The request
Look through the material below. Copy each line that contains the string "this".

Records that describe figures
# # # #

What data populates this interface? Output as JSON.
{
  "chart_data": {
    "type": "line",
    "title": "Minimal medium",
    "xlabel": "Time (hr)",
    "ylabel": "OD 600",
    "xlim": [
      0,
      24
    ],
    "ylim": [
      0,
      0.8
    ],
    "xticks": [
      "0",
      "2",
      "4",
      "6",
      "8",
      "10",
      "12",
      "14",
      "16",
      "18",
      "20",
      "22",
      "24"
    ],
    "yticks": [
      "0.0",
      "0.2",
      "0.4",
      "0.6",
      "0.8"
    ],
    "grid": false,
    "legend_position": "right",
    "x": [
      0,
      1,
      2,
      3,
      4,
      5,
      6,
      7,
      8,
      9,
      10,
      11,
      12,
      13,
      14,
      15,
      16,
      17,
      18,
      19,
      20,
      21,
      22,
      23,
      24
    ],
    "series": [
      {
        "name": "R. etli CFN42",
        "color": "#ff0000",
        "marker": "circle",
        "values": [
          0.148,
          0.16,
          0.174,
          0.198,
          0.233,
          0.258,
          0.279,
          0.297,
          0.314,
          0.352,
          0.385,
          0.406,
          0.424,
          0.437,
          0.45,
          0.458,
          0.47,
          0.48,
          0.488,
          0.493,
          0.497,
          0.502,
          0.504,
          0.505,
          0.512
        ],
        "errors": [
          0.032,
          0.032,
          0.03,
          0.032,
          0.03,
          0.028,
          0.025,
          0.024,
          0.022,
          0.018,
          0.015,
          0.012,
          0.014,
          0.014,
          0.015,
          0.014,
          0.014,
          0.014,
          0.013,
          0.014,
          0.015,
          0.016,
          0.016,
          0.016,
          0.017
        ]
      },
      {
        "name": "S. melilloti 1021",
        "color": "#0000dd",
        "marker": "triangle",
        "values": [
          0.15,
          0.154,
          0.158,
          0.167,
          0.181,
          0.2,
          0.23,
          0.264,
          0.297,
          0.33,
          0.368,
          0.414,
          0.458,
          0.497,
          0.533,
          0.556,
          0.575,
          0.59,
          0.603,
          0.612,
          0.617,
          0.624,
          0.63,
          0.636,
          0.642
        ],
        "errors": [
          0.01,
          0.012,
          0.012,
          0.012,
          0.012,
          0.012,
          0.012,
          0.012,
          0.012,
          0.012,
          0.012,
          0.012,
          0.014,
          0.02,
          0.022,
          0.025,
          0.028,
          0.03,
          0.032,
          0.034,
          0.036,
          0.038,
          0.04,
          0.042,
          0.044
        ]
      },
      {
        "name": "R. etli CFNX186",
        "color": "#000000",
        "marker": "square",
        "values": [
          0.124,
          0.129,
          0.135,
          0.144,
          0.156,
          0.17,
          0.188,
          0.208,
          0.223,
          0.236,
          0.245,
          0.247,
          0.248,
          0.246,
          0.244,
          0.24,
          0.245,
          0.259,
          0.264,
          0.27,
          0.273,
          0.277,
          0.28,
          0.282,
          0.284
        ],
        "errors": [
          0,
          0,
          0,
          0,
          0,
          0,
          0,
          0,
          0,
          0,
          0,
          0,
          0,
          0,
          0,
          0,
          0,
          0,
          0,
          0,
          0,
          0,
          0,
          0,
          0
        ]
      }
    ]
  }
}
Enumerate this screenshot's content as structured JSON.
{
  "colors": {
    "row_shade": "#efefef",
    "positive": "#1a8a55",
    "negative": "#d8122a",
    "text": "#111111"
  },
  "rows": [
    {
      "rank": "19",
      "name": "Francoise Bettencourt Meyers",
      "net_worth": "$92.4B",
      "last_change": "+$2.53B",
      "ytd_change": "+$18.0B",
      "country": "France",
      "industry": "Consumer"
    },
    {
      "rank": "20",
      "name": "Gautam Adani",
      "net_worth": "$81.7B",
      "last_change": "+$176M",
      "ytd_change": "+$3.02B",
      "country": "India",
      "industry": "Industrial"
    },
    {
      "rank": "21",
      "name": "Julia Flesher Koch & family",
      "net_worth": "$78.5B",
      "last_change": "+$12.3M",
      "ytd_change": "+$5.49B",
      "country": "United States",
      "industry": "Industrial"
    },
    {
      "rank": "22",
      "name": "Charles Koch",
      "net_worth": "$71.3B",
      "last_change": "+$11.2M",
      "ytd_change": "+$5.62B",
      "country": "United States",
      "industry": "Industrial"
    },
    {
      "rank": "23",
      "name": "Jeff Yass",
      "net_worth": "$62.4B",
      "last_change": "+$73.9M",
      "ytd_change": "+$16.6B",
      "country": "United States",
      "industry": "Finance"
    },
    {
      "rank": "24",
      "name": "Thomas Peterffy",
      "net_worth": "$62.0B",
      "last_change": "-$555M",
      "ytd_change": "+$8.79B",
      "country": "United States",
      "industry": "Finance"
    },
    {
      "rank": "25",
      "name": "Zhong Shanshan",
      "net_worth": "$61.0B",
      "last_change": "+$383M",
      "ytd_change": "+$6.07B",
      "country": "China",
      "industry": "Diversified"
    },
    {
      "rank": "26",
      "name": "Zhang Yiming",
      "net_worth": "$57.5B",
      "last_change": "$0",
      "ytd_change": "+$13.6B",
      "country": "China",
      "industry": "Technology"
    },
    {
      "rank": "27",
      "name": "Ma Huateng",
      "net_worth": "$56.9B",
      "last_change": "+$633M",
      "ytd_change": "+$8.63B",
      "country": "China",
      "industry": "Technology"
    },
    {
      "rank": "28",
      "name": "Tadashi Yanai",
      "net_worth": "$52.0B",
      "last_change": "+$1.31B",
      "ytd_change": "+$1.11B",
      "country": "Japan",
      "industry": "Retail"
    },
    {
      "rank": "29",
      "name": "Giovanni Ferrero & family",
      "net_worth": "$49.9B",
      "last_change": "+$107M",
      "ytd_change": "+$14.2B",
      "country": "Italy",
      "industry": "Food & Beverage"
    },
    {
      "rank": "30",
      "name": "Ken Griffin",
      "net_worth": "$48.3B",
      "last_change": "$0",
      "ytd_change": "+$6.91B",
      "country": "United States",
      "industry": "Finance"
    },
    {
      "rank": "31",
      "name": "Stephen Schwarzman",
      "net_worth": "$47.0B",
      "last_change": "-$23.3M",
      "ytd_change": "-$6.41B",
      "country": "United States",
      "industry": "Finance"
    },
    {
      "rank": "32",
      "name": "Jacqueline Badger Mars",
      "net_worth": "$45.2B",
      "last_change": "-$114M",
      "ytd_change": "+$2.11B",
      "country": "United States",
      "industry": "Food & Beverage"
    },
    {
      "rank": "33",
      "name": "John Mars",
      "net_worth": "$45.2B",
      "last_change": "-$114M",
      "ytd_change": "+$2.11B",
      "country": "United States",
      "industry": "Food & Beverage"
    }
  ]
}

# # # #

Task answer
What data populates this interface? Output as JSON.
Enumerate this screenshot's content as structured JSON.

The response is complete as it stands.